→ **Task requirements**
Only lines with the word "colors" are needed; collect each of them from the listing below.

— start Information supplied —

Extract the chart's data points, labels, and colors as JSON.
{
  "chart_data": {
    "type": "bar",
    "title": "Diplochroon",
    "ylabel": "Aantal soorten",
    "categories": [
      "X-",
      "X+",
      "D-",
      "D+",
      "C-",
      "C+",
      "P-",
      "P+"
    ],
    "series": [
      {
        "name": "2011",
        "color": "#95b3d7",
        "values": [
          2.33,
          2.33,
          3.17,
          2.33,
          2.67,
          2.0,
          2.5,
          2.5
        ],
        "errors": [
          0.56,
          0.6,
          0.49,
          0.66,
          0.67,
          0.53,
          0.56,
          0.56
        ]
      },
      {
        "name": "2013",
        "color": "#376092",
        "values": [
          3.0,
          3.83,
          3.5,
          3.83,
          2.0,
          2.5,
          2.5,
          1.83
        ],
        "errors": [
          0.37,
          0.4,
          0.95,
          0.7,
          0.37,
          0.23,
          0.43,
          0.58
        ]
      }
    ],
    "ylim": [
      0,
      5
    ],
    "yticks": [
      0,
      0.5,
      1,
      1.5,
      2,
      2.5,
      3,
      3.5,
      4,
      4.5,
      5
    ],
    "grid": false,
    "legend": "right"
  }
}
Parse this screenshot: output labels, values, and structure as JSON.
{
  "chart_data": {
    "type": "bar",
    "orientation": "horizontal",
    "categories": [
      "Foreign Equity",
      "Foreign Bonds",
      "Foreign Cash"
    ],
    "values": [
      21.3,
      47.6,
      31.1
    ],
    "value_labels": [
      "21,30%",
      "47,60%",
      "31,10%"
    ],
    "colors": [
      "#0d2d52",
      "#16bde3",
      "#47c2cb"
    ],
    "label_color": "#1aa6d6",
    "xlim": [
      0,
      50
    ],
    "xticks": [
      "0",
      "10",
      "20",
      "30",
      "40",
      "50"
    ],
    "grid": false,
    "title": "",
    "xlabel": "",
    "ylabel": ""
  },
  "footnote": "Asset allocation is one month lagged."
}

— end Information supplied —

→ **Answer to the exercise**
Extract the chart's data points, labels, and colors as JSON.
    "colors": [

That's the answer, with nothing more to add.